> _Exercise details_
Copy each line of the entries that contains the word "Transcribe".

> _Input records_
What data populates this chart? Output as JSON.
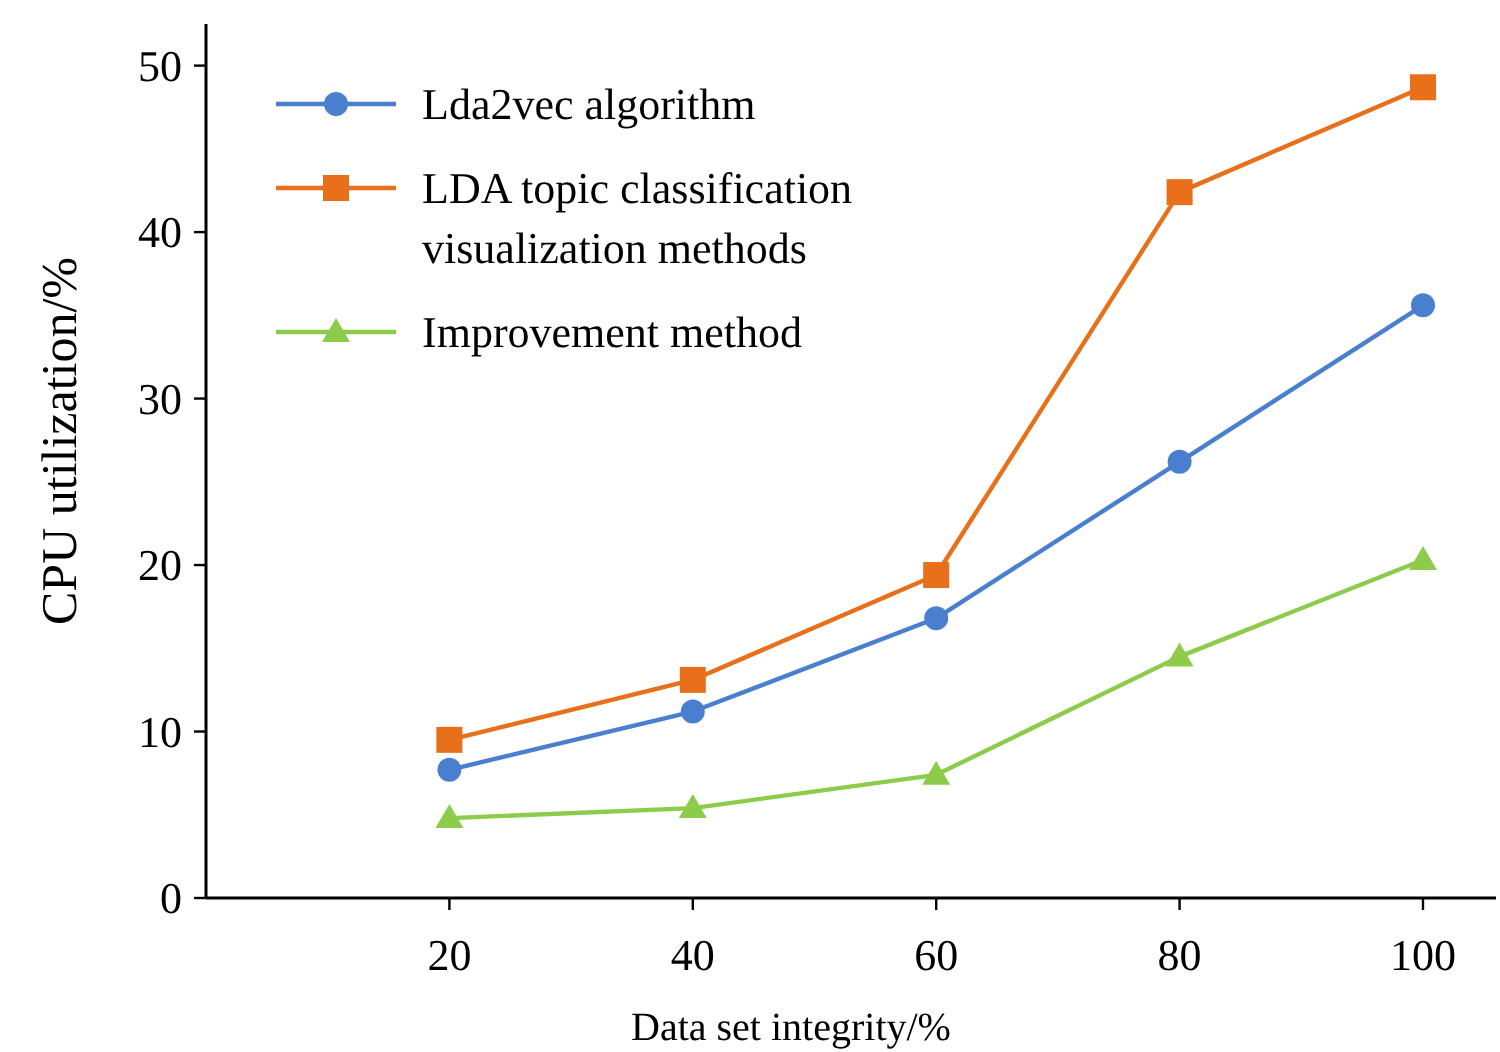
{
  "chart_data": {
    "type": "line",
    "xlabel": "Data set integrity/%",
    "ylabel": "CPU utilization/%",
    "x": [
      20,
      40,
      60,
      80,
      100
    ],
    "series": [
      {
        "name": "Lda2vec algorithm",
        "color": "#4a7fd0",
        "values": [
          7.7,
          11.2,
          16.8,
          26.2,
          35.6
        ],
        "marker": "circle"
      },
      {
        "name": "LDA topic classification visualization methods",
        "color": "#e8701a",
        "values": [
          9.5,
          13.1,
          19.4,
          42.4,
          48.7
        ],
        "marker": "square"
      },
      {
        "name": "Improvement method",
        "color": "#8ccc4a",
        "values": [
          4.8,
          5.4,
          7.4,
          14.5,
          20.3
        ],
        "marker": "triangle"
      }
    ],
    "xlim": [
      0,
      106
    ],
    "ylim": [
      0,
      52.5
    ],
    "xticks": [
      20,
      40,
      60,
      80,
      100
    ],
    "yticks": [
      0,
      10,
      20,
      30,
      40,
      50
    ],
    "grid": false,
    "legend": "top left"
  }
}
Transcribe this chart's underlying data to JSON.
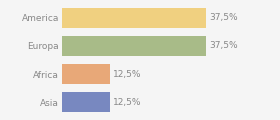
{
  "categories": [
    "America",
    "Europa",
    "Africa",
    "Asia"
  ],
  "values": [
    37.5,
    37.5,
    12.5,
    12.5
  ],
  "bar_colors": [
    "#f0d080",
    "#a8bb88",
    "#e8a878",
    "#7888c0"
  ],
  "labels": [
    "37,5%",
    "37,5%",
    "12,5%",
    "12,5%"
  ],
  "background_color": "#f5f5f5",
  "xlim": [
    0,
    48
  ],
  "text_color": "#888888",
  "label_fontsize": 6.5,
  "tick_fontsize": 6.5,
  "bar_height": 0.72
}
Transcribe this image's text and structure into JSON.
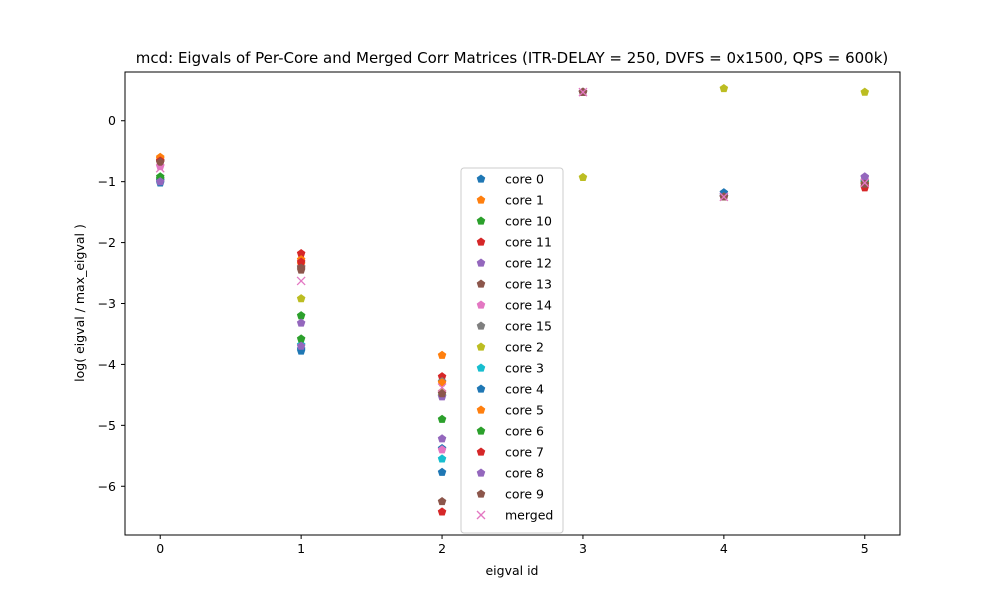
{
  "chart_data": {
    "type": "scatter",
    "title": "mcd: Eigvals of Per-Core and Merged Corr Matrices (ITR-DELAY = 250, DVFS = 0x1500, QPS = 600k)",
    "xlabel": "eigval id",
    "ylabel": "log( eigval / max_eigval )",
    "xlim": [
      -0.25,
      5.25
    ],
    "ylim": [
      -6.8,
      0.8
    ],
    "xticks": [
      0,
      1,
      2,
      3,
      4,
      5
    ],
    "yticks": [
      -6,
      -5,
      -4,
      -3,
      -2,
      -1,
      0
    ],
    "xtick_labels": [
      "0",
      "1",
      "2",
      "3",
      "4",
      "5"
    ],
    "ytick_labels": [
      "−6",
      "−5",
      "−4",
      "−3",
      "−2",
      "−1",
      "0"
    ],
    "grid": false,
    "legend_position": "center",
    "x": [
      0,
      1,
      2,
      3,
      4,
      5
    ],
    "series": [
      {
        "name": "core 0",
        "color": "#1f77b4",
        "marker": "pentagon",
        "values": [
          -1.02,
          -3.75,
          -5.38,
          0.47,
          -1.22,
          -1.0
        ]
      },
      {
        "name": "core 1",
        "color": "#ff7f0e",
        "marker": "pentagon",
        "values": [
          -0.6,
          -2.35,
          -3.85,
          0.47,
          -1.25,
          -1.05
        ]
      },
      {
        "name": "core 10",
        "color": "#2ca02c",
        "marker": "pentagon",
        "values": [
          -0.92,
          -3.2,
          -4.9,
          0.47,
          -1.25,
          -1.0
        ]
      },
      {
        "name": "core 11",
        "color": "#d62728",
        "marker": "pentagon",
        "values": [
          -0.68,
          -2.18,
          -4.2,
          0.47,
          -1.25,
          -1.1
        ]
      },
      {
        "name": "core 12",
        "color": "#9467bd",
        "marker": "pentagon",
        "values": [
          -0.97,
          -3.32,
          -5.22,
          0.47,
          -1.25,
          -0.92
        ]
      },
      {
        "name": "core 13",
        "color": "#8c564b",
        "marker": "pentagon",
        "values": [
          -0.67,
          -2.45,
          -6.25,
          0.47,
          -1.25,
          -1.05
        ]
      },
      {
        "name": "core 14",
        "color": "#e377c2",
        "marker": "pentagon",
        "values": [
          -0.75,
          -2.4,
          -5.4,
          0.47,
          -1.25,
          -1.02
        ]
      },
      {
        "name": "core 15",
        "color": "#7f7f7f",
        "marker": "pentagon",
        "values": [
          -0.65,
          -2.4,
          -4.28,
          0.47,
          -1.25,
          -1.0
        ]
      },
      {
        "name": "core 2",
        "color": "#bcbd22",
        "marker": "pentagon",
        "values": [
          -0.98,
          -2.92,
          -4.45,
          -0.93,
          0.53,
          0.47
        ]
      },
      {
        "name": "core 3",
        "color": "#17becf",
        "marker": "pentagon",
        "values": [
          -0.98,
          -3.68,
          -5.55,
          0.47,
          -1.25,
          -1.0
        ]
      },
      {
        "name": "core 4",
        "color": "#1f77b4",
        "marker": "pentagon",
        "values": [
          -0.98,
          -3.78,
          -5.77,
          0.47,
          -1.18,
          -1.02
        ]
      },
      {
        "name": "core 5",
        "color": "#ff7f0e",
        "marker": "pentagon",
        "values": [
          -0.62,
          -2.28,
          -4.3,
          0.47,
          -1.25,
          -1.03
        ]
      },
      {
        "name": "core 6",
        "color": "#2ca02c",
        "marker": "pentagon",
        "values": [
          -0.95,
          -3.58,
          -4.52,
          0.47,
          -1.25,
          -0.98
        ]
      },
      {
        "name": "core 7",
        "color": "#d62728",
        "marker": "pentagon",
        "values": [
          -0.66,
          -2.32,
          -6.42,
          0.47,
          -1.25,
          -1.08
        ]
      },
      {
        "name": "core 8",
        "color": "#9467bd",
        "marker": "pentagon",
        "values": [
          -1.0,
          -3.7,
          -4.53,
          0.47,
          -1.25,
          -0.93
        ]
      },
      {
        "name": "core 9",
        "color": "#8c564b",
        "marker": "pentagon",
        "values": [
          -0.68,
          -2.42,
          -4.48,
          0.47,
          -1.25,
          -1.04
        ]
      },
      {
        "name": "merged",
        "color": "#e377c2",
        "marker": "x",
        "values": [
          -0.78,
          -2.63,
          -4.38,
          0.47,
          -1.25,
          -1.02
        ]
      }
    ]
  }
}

> _Result below_
Transcribe this chart's underlying data to JSON.
Transcribe this image's text and structure into JSON.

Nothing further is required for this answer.